[EXERCISE BRIEF]
Return every line of the entries that includes the word "with".
BEGIN DATA RECORDS
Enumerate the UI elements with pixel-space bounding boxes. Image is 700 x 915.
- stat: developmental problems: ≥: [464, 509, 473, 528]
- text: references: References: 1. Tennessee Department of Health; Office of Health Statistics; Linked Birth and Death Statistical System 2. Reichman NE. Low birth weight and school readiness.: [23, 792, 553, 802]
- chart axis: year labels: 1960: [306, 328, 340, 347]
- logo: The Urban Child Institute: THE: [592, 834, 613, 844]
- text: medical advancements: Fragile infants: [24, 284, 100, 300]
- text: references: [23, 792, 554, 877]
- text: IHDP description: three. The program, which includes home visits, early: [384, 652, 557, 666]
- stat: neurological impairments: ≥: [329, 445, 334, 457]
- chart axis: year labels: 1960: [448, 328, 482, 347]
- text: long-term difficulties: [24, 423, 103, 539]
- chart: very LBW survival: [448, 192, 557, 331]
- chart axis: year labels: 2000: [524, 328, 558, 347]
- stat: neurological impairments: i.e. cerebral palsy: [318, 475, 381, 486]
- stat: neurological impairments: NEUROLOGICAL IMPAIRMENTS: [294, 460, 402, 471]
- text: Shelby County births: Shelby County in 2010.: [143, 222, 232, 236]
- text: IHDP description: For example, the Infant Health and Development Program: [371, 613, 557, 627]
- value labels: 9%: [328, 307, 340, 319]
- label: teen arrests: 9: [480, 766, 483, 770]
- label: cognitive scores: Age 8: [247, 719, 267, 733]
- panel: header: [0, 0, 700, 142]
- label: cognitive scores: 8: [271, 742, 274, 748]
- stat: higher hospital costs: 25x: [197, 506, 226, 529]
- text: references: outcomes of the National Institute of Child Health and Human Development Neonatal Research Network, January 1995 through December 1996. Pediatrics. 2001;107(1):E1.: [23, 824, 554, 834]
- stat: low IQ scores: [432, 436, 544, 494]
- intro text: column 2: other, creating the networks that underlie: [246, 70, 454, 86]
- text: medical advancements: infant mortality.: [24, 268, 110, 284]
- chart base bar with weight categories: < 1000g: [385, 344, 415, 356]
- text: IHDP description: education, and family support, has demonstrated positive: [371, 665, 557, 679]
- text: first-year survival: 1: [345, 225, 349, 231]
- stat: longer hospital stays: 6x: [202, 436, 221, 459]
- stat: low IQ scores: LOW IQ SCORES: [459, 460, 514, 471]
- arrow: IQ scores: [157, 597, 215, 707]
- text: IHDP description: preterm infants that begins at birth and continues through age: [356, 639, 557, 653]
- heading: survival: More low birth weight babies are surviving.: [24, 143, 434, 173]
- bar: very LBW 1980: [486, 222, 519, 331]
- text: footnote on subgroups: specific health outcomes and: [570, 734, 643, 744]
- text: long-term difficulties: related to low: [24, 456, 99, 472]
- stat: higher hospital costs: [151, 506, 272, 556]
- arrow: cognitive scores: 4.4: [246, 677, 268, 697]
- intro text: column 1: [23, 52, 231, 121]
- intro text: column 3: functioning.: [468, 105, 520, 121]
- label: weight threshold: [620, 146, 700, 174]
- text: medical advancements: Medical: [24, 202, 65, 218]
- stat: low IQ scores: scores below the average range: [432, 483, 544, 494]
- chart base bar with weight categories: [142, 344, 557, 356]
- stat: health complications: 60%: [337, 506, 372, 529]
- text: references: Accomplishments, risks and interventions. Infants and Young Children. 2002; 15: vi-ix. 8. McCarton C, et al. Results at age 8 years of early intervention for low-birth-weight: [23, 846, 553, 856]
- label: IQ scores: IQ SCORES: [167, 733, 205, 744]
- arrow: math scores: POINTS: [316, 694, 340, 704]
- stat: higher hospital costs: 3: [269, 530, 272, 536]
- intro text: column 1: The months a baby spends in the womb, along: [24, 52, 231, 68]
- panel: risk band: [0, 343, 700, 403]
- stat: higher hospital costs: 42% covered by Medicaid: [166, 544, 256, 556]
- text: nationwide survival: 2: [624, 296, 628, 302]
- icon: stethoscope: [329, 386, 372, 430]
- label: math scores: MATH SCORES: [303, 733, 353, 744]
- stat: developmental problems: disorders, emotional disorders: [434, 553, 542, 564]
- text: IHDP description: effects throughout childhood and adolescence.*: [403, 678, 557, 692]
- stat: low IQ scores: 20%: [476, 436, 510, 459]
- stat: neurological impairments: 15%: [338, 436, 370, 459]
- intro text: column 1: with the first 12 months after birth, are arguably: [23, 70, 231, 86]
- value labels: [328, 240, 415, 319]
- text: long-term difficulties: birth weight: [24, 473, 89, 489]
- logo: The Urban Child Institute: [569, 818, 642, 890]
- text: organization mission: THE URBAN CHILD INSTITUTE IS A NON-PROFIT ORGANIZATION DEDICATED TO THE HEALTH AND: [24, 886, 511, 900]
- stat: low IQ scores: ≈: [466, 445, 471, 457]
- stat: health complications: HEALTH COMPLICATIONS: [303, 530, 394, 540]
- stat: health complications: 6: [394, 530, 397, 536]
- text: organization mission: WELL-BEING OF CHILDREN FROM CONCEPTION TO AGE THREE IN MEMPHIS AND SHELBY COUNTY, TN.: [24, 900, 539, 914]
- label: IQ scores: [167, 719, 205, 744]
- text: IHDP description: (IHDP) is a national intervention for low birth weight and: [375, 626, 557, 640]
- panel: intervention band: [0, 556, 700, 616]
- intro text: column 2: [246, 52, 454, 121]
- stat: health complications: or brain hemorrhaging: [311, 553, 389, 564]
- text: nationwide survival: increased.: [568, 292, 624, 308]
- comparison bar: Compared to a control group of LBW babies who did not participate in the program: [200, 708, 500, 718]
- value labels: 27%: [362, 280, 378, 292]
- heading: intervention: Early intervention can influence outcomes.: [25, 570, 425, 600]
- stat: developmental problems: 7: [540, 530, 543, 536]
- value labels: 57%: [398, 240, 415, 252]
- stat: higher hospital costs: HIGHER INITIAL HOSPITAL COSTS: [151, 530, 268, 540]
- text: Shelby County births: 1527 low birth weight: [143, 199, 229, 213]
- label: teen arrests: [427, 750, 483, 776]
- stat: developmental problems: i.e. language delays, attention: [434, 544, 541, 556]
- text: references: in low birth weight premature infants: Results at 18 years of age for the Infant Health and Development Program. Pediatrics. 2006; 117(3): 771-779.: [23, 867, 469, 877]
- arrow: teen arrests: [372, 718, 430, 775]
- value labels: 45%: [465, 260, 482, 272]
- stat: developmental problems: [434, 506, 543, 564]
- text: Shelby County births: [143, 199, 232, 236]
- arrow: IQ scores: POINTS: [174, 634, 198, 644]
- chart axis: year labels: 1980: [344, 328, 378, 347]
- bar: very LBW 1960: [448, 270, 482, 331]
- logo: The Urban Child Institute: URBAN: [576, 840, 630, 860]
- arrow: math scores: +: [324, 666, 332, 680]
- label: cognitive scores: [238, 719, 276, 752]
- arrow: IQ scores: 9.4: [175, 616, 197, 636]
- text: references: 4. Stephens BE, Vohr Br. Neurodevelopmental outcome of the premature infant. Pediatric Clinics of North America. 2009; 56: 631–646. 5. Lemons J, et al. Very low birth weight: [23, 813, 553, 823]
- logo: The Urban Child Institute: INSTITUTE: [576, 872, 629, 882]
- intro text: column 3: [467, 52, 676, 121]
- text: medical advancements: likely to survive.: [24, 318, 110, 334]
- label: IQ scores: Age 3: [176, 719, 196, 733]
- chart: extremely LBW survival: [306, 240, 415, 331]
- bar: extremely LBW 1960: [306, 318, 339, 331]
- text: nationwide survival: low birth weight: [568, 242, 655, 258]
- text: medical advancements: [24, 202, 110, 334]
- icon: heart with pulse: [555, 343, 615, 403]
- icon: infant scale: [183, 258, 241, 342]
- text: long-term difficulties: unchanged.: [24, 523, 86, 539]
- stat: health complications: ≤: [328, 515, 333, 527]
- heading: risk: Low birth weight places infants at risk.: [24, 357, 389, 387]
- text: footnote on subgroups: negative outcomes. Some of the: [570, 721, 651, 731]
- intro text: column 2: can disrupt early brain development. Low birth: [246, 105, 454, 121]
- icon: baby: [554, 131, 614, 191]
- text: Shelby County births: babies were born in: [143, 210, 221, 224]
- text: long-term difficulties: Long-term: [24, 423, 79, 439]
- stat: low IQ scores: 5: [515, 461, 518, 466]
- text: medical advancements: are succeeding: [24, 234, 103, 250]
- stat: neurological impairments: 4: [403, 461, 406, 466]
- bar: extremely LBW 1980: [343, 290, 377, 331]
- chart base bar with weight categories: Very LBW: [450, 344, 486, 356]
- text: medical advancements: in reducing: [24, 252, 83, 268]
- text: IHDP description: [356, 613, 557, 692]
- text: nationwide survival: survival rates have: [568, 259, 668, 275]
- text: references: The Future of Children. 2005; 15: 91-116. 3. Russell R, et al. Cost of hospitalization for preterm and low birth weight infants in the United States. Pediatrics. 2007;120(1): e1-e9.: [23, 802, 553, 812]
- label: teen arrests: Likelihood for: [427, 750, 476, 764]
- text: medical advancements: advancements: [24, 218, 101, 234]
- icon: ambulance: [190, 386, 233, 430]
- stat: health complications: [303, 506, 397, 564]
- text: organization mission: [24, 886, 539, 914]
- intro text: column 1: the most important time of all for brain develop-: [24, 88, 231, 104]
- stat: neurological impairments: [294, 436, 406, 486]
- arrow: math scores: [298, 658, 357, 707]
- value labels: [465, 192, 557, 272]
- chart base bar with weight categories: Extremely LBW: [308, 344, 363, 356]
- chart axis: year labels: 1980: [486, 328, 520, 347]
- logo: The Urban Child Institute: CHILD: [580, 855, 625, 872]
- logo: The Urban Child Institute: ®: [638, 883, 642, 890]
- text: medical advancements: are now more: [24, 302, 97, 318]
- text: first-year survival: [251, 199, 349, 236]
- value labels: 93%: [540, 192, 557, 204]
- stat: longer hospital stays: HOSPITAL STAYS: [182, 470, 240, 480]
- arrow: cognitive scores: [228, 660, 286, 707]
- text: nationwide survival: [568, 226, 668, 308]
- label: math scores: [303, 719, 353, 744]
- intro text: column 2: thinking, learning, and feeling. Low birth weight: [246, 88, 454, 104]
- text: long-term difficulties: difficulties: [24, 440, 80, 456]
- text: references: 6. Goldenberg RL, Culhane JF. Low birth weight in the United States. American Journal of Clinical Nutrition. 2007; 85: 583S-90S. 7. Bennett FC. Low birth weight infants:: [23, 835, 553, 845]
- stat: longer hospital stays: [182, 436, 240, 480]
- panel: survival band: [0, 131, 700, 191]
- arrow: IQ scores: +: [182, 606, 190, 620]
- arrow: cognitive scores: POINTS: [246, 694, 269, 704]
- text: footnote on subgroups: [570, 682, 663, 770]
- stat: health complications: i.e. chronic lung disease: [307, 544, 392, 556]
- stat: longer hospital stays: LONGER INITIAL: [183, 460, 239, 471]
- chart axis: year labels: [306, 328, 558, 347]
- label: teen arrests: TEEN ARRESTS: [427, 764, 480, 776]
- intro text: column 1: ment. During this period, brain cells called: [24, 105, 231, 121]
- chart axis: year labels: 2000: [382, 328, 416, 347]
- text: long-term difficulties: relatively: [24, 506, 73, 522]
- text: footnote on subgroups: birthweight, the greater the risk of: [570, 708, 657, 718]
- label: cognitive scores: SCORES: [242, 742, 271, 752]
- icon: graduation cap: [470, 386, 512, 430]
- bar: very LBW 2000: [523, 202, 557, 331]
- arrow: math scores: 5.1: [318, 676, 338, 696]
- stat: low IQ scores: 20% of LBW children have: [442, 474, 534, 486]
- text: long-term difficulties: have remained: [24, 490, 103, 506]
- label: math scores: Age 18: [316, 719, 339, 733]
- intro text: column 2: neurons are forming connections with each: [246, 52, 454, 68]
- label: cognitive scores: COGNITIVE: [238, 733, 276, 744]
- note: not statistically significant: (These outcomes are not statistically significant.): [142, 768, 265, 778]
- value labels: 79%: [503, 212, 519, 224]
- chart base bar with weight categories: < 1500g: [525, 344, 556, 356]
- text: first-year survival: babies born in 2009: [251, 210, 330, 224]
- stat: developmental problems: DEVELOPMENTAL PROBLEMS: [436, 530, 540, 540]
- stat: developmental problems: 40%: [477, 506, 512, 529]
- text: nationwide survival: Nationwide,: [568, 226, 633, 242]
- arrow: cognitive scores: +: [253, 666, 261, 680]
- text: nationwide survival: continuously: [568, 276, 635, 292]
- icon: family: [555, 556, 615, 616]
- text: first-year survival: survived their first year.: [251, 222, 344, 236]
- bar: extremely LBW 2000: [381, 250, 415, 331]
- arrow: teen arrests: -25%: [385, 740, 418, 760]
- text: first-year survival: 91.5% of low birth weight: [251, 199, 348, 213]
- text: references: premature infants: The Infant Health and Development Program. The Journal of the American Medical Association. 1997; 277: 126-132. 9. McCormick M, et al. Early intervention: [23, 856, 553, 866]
END DATA RECORDS
[YOUR SOLUTION]
Enumerate the UI elements with pixel-space bounding boxes. Image is 700 x 915.
- chart base bar with weight categories: < 1000g: [385, 344, 415, 356]
- chart base bar with weight categories: [142, 344, 557, 356]
- intro text: column 1: with the first 12 months after birth, are arguably: [23, 70, 231, 86]
- icon: heart with pulse: [555, 343, 615, 403]
- chart base bar with weight categories: Very LBW: [450, 344, 486, 356]
- chart base bar with weight categories: Extremely LBW: [308, 344, 363, 356]
- intro text: column 2: neurons are forming connections with each: [246, 52, 454, 68]
- chart base bar with weight categories: < 1500g: [525, 344, 556, 356]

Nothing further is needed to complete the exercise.